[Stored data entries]
====

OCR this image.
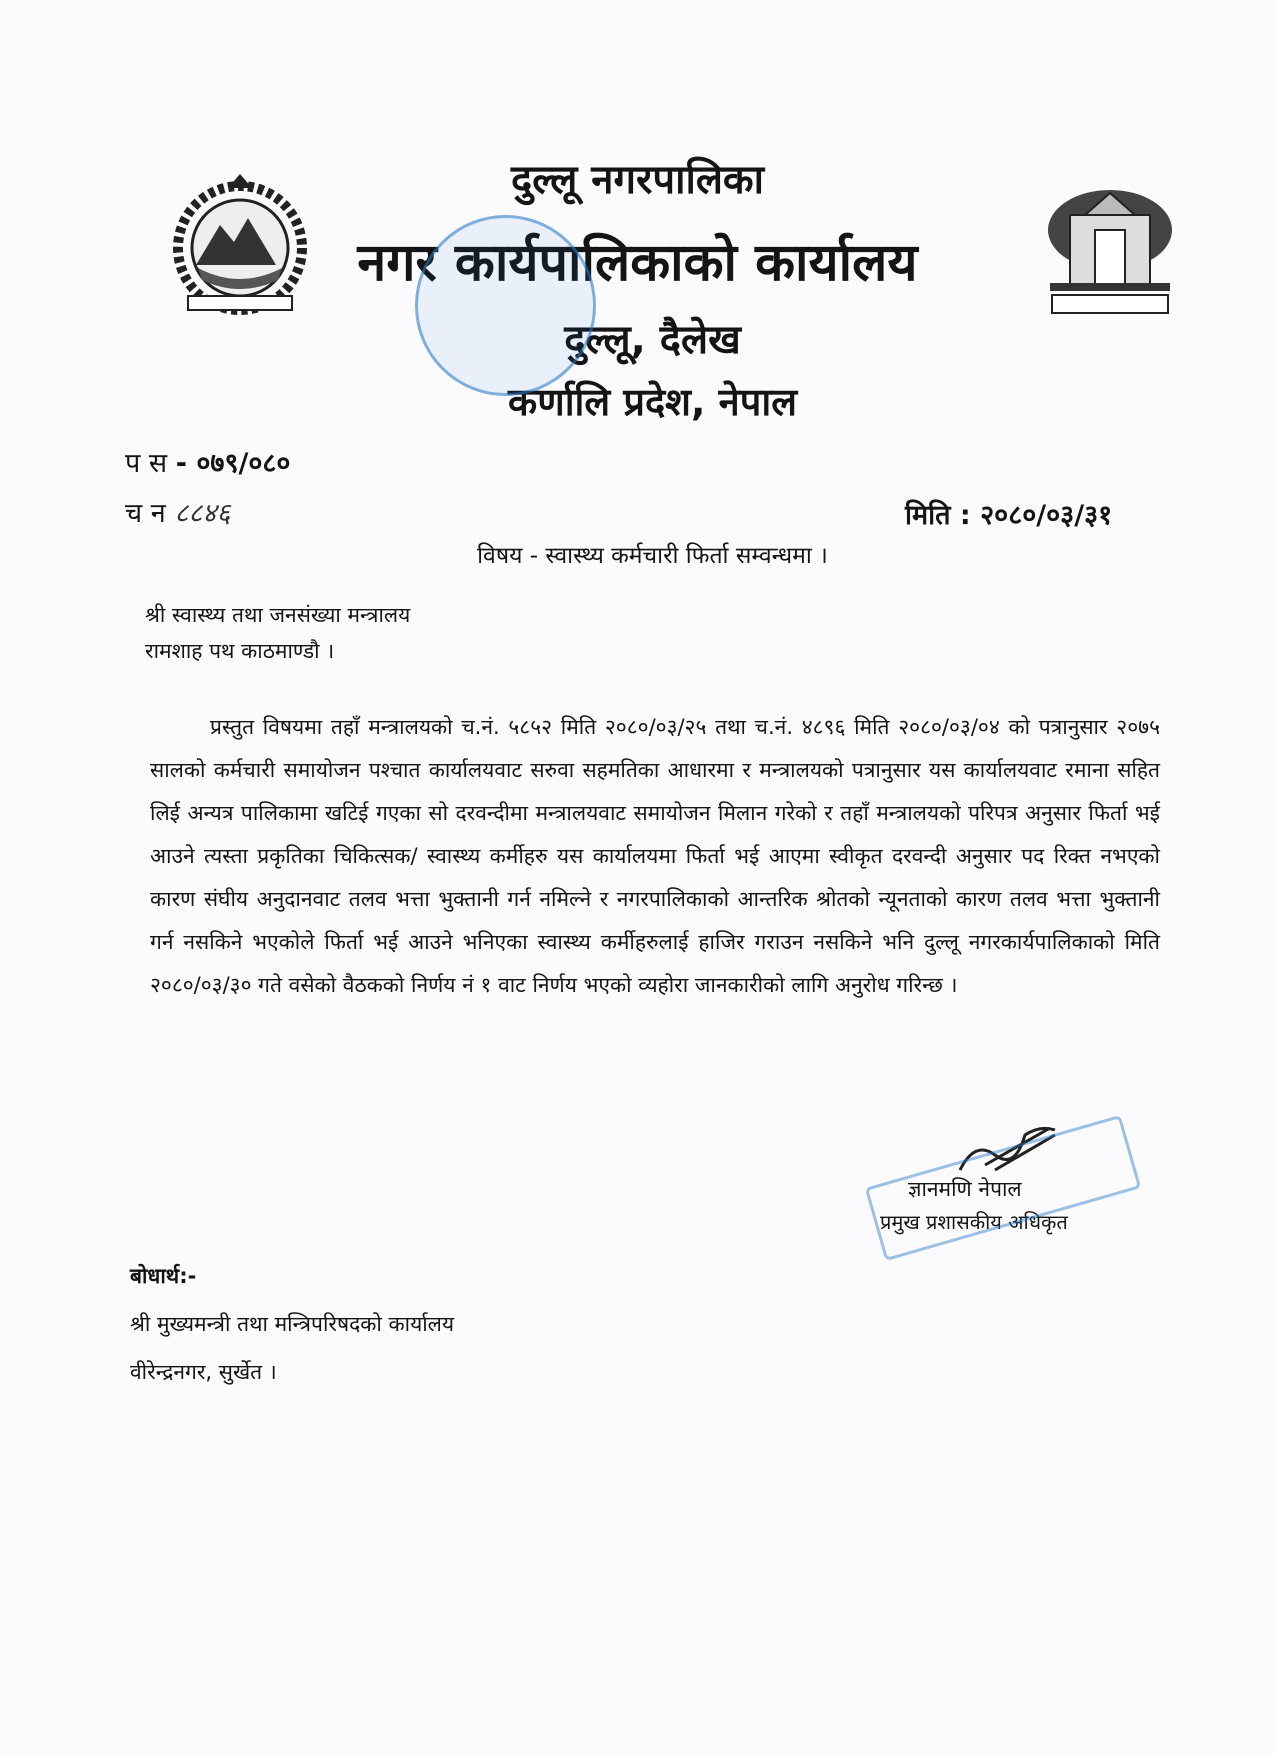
दुल्लू नगरपालिका
नगर कार्यपालिकाको कार्यालय
दुल्लू, दैलेख
कर्णालि प्रदेश, नेपाल
प स - ०७९/०८०
च न ८८४६	मिति : २०८०/०३/३१
विषय - स्वास्थ्य कर्मचारी फिर्ता सम्वन्धमा ।
श्री स्वास्थ्य तथा जनसंख्या मन्त्रालय
रामशाह पथ काठमाण्डौ ।
प्रस्तुत विषयमा तहाँ मन्त्रालयको च.नं. ५८५२ मिति २०८०/०३/२५ तथा च.नं. ४८९६ मिति २०८०/०३/०४ को पत्रानुसार २०७५ सालको कर्मचारी समायोजन पश्चात कार्यालयवाट सरुवा सहमतिका आधारमा र मन्त्रालयको पत्रानुसार यस कार्यालयवाट रमाना सहित लिई अन्यत्र पालिकामा खटिई गएका सो दरवन्दीमा मन्त्रालयवाट समायोजन मिलान गरेको र तहाँ मन्त्रालयको परिपत्र अनुसार फिर्ता भई आउने त्यस्ता प्रकृतिका चिकित्सक/ स्वास्थ्य कर्मीहरु यस कार्यालयमा फिर्ता भई आएमा स्वीकृत दरवन्दी अनुसार पद रिक्त नभएको कारण संघीय अनुदानवाट तलव भत्ता भुक्तानी गर्न नमिल्ने र नगरपालिकाको आन्तरिक श्रोतको न्यूनताको कारण तलव भत्ता भुक्तानी गर्न नसकिने भएकोले फिर्ता भई आउने भनिएका स्वास्थ्य कर्मीहरुलाई हाजिर गराउन नसकिने भनि दुल्लू नगरकार्यपालिकाको मिति २०८०/०३/३० गते वसेको वैठकको निर्णय नं १ वाट निर्णय भएको व्यहोरा जानकारीको लागि अनुरोध गरिन्छ ।
ज्ञानमणि नेपाल
प्रमुख प्रशासकीय अधिकृत
बोधार्थ:-
श्री मुख्यमन्त्री तथा मन्त्रिपरिषदको कार्यालय
वीरेन्द्रनगर, सुर्खेत ।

====

▶ Objective
Return to the listing above and set it down exactly, leaving out its pictures.

▶ Exercise response
OCR this image.
दुल्लू नगरपालिका
नगर कार्यपालिकाको कार्यालय
दुल्लू, दैलेख
कर्णालि प्रदेश, नेपाल
प स - ०७९/०८०
च न ८८४६	मिति : २०८०/०३/३१
विषय - स्वास्थ्य कर्मचारी फिर्ता सम्वन्धमा ।
श्री स्वास्थ्य तथा जनसंख्या मन्त्रालय
रामशाह पथ काठमाण्डौ ।
प्रस्तुत विषयमा तहाँ मन्त्रालयको च.नं. ५८५२ मिति २०८०/०३/२५ तथा च.नं. ४८९६ मिति २०८०/०३/०४ को पत्रानुसार २०७५ सालको कर्मचारी समायोजन पश्चात कार्यालयवाट सरुवा सहमतिका आधारमा र मन्त्रालयको पत्रानुसार यस कार्यालयवाट रमाना सहित लिई अन्यत्र पालिकामा खटिई गएका सो दरवन्दीमा मन्त्रालयवाट समायोजन मिलान गरेको र तहाँ मन्त्रालयको परिपत्र अनुसार फिर्ता भई आउने त्यस्ता प्रकृतिका चिकित्सक/ स्वास्थ्य कर्मीहरु यस कार्यालयमा फिर्ता भई आएमा स्वीकृत दरवन्दी अनुसार पद रिक्त नभएको कारण संघीय अनुदानवाट तलव भत्ता भुक्तानी गर्न नमिल्ने र नगरपालिकाको आन्तरिक श्रोतको न्यूनताको कारण तलव भत्ता भुक्तानी गर्न नसकिने भएकोले फिर्ता भई आउने भनिएका स्वास्थ्य कर्मीहरुलाई हाजिर गराउन नसकिने भनि दुल्लू नगरकार्यपालिकाको मिति २०८०/०३/३० गते वसेको वैठकको निर्णय नं १ वाट निर्णय भएको व्यहोरा जानकारीको लागि अनुरोध गरिन्छ ।
ज्ञानमणि नेपाल
प्रमुख प्रशासकीय अधिकृत
बोधार्थ:-
श्री मुख्यमन्त्री तथा मन्त्रिपरिषदको कार्यालय
वीरेन्द्रनगर, सुर्खेत ।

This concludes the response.